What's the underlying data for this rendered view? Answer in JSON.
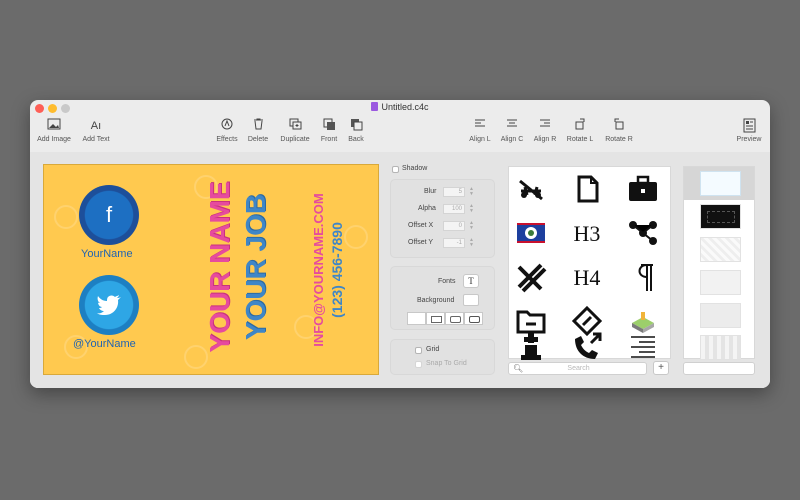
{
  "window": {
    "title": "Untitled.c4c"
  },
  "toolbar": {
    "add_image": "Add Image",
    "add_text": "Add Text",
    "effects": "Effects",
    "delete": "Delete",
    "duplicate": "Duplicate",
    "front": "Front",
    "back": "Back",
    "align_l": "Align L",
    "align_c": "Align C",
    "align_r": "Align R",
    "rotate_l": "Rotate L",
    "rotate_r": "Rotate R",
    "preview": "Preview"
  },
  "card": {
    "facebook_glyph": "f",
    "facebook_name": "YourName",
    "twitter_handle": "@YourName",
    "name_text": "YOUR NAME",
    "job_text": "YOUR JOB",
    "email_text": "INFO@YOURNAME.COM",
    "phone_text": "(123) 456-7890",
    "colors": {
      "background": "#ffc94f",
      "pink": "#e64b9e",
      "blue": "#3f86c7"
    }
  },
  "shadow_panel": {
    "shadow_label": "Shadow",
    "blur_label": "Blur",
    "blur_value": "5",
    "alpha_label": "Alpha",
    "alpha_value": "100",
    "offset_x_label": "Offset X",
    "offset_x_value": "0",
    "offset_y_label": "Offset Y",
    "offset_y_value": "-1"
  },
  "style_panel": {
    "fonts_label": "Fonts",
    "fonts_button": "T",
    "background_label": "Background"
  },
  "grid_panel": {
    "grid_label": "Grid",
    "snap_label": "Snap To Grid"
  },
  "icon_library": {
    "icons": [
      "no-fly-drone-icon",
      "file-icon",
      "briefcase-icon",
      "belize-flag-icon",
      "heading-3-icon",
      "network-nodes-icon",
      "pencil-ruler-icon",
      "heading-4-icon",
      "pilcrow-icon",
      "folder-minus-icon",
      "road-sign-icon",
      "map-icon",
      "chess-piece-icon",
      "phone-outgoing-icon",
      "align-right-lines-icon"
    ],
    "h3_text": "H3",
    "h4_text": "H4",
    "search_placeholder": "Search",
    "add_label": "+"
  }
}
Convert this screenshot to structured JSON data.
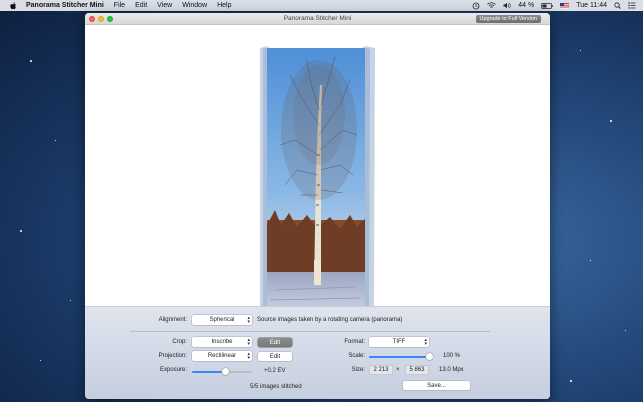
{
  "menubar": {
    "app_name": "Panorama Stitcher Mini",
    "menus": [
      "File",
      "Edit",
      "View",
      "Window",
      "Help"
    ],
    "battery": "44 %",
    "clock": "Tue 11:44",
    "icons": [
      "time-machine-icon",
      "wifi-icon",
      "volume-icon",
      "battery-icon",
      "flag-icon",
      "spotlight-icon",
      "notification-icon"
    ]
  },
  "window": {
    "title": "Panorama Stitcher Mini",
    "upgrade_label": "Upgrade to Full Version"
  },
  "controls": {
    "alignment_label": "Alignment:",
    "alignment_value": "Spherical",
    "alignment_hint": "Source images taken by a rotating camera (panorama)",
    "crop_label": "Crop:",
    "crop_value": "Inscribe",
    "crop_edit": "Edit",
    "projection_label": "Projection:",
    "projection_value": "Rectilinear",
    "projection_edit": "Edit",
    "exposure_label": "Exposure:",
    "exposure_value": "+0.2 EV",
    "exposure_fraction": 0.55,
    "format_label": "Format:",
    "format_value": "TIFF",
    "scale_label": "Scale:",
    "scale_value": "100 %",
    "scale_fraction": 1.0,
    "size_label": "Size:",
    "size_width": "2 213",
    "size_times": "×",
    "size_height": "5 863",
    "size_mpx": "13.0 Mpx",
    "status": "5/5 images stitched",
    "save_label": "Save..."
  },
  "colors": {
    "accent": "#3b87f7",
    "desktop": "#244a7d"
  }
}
====
*EXERCISE GOAL*:
Find the lines above holding the word "JSON" and show them.

*RESPONSE TO THIS TASK*:
What's the underlying data for this rendered view? Answer in JSON.
Convert this screenshot to structured JSON data.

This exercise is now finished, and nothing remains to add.